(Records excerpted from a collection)
----

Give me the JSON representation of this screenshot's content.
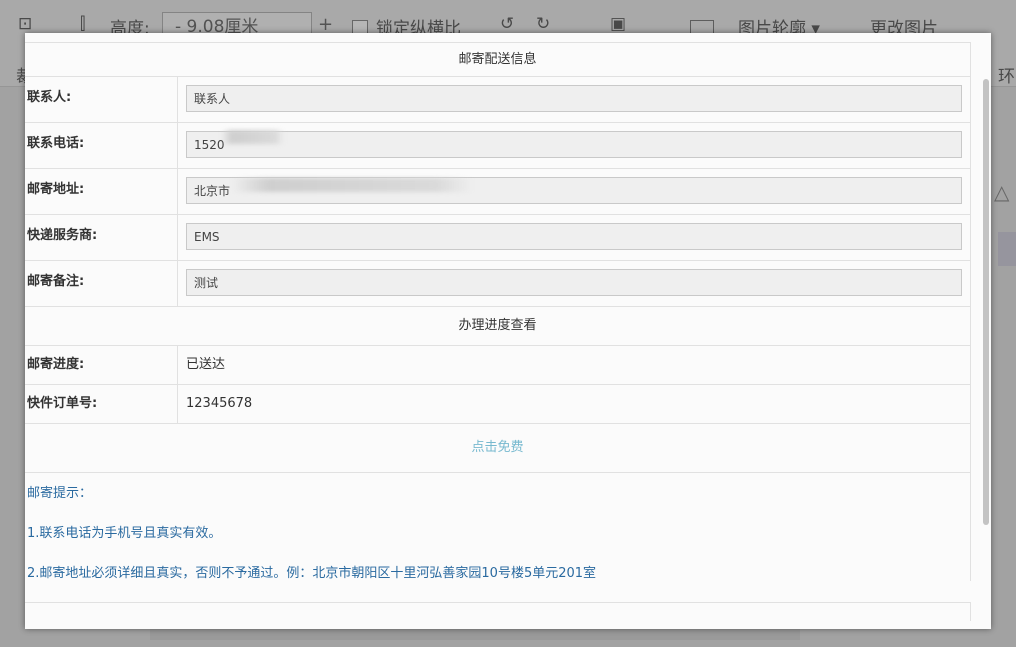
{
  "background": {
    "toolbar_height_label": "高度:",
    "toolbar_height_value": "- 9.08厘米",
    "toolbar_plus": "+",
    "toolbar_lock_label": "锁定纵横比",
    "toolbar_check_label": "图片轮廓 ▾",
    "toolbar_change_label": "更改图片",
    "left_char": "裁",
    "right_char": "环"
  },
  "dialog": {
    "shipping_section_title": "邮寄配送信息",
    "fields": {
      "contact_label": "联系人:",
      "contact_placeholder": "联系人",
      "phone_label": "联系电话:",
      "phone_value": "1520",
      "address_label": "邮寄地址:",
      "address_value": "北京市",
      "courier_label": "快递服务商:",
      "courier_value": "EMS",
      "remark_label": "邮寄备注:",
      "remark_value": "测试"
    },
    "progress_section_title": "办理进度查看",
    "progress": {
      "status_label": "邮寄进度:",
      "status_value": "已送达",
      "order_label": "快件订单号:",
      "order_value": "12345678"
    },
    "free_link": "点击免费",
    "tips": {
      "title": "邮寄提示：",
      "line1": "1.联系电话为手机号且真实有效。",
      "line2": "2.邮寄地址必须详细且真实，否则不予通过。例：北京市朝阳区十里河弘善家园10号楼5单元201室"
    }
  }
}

----

AIM: Quote everything in the listing above exactly; pictures are the only thing to omit.

RESULT:
Give me the JSON representation of this screenshot's content.
{
  "background": {
    "toolbar_height_label": "高度:",
    "toolbar_height_value": "- 9.08厘米",
    "toolbar_plus": "+",
    "toolbar_lock_label": "锁定纵横比",
    "toolbar_check_label": "图片轮廓 ▾",
    "toolbar_change_label": "更改图片",
    "left_char": "裁",
    "right_char": "环"
  },
  "dialog": {
    "shipping_section_title": "邮寄配送信息",
    "fields": {
      "contact_label": "联系人:",
      "contact_placeholder": "联系人",
      "phone_label": "联系电话:",
      "phone_value": "1520",
      "address_label": "邮寄地址:",
      "address_value": "北京市",
      "courier_label": "快递服务商:",
      "courier_value": "EMS",
      "remark_label": "邮寄备注:",
      "remark_value": "测试"
    },
    "progress_section_title": "办理进度查看",
    "progress": {
      "status_label": "邮寄进度:",
      "status_value": "已送达",
      "order_label": "快件订单号:",
      "order_value": "12345678"
    },
    "free_link": "点击免费",
    "tips": {
      "title": "邮寄提示：",
      "line1": "1.联系电话为手机号且真实有效。",
      "line2": "2.邮寄地址必须详细且真实，否则不予通过。例：北京市朝阳区十里河弘善家园10号楼5单元201室"
    }
  }
}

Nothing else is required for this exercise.